# [What is being asked]
Exactly as given, repeat all of the entries.

# [Provided entries]
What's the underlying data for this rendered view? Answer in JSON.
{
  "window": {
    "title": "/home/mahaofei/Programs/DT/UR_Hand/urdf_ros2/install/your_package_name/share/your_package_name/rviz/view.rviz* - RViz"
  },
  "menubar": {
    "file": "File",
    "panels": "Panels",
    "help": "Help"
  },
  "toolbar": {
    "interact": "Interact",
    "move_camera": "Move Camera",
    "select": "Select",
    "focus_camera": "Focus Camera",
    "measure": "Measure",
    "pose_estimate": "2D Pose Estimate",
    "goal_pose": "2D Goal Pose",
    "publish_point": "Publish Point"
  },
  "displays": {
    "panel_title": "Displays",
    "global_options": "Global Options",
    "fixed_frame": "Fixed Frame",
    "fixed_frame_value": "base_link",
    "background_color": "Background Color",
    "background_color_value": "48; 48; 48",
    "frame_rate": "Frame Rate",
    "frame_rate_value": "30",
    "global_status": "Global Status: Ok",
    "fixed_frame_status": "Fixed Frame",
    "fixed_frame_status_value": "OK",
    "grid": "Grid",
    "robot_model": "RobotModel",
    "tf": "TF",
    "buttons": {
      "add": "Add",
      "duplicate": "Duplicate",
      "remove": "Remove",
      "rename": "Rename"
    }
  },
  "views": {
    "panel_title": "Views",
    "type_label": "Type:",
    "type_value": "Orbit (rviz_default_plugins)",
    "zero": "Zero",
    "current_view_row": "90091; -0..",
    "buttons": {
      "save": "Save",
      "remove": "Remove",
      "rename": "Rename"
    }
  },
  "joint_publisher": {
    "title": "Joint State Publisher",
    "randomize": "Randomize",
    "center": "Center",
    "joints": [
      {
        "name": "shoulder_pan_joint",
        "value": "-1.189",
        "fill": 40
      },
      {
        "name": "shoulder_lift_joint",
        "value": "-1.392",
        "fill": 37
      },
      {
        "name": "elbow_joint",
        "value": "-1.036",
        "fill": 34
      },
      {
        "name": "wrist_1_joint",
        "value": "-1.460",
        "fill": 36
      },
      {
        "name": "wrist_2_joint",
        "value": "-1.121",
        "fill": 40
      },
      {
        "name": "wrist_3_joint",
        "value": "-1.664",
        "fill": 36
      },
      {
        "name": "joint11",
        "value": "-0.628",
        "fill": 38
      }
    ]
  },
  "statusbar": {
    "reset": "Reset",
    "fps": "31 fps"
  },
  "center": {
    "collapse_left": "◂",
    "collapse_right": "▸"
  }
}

# [Exercise output]
What's the underlying data for this rendered view? Answer in JSON.
{
  "window": {
    "title": "/home/mahaofei/Programs/DT/UR_Hand/urdf_ros2/install/your_package_name/share/your_package_name/rviz/view.rviz* - RViz"
  },
  "menubar": {
    "file": "File",
    "panels": "Panels",
    "help": "Help"
  },
  "toolbar": {
    "interact": "Interact",
    "move_camera": "Move Camera",
    "select": "Select",
    "focus_camera": "Focus Camera",
    "measure": "Measure",
    "pose_estimate": "2D Pose Estimate",
    "goal_pose": "2D Goal Pose",
    "publish_point": "Publish Point"
  },
  "displays": {
    "panel_title": "Displays",
    "global_options": "Global Options",
    "fixed_frame": "Fixed Frame",
    "fixed_frame_value": "base_link",
    "background_color": "Background Color",
    "background_color_value": "48; 48; 48",
    "frame_rate": "Frame Rate",
    "frame_rate_value": "30",
    "global_status": "Global Status: Ok",
    "fixed_frame_status": "Fixed Frame",
    "fixed_frame_status_value": "OK",
    "grid": "Grid",
    "robot_model": "RobotModel",
    "tf": "TF",
    "buttons": {
      "add": "Add",
      "duplicate": "Duplicate",
      "remove": "Remove",
      "rename": "Rename"
    }
  },
  "views": {
    "panel_title": "Views",
    "type_label": "Type:",
    "type_value": "Orbit (rviz_default_plugins)",
    "zero": "Zero",
    "current_view_row": "90091; -0..",
    "buttons": {
      "save": "Save",
      "remove": "Remove",
      "rename": "Rename"
    }
  },
  "joint_publisher": {
    "title": "Joint State Publisher",
    "randomize": "Randomize",
    "center": "Center",
    "joints": [
      {
        "name": "shoulder_pan_joint",
        "value": "-1.189",
        "fill": 40
      },
      {
        "name": "shoulder_lift_joint",
        "value": "-1.392",
        "fill": 37
      },
      {
        "name": "elbow_joint",
        "value": "-1.036",
        "fill": 34
      },
      {
        "name": "wrist_1_joint",
        "value": "-1.460",
        "fill": 36
      },
      {
        "name": "wrist_2_joint",
        "value": "-1.121",
        "fill": 40
      },
      {
        "name": "wrist_3_joint",
        "value": "-1.664",
        "fill": 36
      },
      {
        "name": "joint11",
        "value": "-0.628",
        "fill": 38
      }
    ]
  },
  "statusbar": {
    "reset": "Reset",
    "fps": "31 fps"
  },
  "center": {
    "collapse_left": "◂",
    "collapse_right": "▸"
  }
}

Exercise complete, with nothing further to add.